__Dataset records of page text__
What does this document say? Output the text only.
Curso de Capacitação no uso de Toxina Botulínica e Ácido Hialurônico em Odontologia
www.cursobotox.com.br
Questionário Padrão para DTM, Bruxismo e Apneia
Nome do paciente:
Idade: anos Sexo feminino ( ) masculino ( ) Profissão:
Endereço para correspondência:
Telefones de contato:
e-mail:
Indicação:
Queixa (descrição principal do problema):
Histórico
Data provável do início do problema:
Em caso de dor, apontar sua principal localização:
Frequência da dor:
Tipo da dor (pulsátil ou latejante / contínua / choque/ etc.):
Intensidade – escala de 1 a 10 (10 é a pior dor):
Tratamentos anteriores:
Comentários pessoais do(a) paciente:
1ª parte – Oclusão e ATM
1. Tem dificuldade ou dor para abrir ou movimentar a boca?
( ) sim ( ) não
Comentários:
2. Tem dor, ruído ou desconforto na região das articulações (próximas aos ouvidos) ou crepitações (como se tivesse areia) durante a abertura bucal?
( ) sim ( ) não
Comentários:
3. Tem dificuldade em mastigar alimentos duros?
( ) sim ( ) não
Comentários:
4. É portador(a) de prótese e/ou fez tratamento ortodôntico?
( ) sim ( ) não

__Assignment__
Only lines containing "dificuldade" belong in the answer; copy every such line from the records.

__Problem solution__
1. Tem dificuldade ou dor para abrir ou movimentar a boca?
3. Tem dificuldade em mastigar alimentos duros?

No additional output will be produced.